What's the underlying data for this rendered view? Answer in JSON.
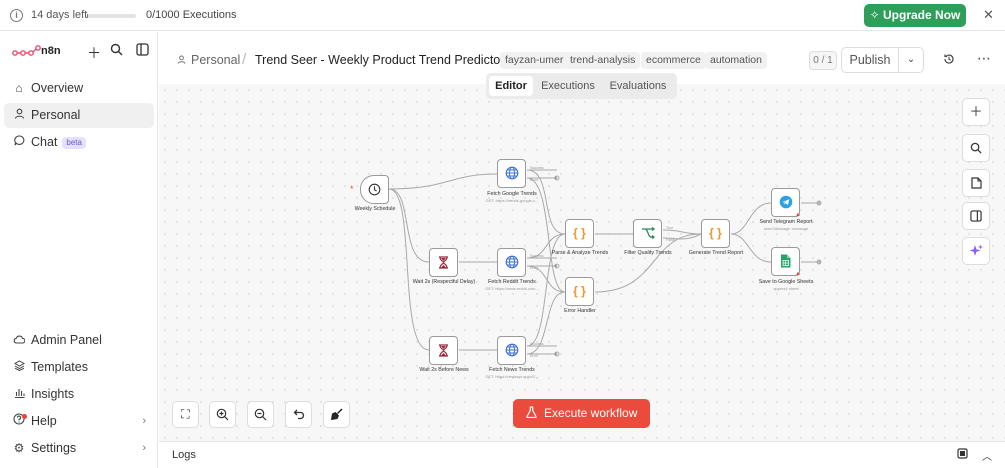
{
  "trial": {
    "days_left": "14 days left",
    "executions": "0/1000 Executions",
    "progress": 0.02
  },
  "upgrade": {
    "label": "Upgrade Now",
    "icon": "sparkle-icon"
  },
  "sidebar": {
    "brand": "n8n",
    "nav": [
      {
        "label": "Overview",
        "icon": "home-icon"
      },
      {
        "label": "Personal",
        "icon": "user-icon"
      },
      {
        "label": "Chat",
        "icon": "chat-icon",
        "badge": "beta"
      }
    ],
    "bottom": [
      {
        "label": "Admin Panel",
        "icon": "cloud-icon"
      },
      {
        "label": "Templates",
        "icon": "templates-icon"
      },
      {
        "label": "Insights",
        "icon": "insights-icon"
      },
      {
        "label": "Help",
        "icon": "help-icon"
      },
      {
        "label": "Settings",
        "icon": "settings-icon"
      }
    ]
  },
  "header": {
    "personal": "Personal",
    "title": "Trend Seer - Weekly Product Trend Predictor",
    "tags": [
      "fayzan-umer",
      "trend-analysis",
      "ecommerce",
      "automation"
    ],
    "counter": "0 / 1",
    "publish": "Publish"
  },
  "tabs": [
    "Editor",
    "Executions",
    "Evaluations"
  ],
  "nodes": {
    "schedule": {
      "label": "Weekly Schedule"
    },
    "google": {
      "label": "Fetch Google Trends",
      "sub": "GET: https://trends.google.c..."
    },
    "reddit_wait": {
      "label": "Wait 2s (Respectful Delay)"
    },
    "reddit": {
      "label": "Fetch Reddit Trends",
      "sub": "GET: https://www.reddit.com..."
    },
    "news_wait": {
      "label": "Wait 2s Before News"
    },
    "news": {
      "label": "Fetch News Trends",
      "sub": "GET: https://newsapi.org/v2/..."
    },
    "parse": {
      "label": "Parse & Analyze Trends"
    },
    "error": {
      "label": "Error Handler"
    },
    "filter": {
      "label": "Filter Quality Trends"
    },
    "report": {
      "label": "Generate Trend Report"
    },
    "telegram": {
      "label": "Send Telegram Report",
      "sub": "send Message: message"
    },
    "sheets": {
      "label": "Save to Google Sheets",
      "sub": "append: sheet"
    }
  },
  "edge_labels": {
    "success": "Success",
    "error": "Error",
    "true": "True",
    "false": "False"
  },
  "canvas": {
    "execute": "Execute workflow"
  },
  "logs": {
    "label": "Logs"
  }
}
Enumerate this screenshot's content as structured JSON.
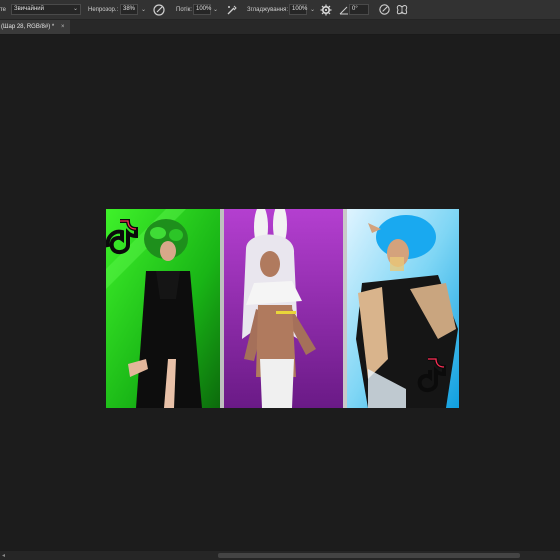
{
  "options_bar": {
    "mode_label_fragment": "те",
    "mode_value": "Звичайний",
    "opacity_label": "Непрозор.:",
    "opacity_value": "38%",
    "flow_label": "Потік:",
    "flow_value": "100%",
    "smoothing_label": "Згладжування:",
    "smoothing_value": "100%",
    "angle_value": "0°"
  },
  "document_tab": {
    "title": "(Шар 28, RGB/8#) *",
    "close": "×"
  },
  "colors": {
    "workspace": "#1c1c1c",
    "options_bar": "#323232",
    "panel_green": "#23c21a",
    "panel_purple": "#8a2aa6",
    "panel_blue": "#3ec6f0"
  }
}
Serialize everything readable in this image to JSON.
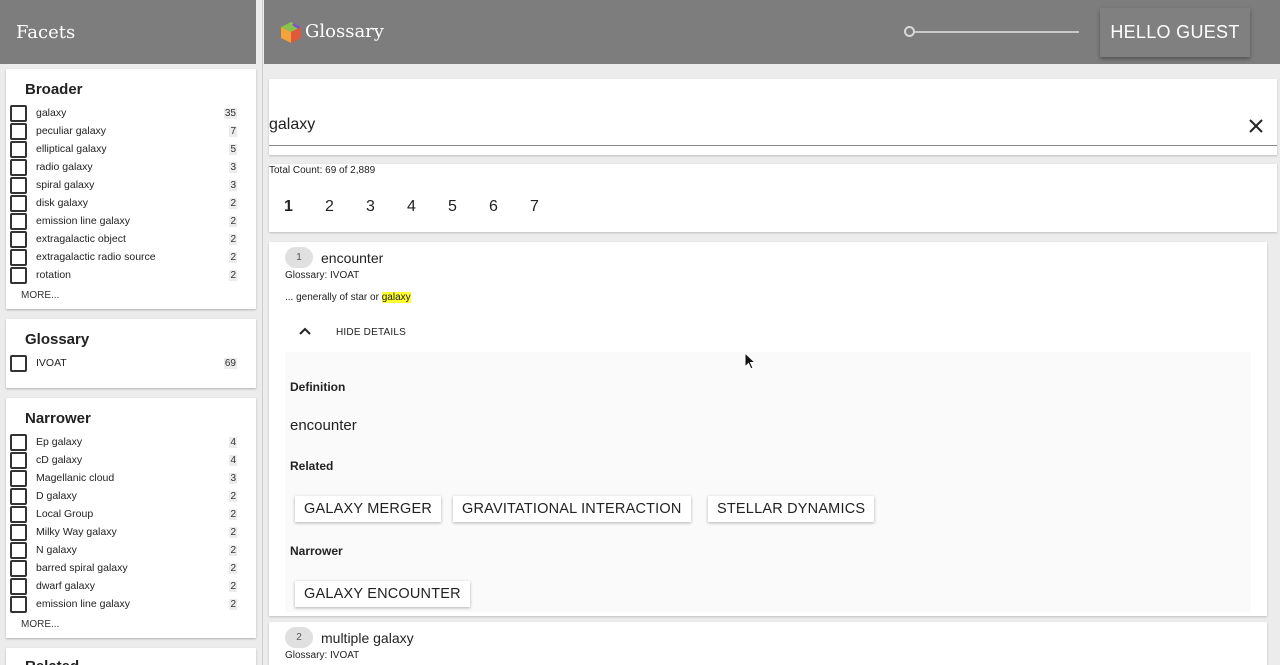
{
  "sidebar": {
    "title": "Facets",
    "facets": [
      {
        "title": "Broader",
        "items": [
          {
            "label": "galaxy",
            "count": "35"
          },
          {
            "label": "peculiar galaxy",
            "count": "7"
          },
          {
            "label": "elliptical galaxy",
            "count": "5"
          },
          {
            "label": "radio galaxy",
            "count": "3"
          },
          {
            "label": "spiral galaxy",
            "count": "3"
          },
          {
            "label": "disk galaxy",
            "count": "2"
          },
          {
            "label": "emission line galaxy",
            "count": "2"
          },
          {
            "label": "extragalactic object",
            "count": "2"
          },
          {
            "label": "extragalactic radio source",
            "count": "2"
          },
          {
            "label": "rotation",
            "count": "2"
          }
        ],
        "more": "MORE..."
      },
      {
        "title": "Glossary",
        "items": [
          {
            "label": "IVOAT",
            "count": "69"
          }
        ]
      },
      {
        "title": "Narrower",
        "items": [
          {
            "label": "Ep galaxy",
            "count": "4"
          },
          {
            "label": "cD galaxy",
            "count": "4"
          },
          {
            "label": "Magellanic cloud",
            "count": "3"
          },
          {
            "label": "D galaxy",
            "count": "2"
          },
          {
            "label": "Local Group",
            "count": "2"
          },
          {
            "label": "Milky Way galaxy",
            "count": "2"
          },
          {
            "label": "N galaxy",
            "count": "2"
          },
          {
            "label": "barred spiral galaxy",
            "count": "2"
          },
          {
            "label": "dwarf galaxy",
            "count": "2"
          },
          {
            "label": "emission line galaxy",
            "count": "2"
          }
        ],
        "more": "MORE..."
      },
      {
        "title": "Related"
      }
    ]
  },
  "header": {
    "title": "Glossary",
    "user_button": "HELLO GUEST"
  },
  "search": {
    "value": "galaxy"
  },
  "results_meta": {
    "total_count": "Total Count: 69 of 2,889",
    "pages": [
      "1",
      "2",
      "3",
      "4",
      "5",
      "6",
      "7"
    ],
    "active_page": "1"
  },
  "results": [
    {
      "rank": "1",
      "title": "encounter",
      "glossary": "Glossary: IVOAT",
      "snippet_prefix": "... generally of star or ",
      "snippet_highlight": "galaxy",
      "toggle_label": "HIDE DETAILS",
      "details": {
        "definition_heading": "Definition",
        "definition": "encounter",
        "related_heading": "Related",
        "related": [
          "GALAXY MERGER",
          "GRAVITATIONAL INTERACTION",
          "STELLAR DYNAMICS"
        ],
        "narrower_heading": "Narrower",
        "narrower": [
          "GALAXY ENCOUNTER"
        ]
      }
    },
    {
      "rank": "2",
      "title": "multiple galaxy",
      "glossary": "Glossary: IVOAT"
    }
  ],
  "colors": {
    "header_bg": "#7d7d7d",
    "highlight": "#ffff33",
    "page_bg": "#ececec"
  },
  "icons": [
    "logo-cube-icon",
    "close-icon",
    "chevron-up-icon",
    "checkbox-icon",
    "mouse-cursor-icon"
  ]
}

▶ **YOUR GOAL**:
Every line above that contains the word "IVOAT" should be reported.

▶ **TASK RESULT**:
            "label": "IVOAT",
      "glossary": "Glossary: IVOAT",
      "glossary": "Glossary: IVOAT"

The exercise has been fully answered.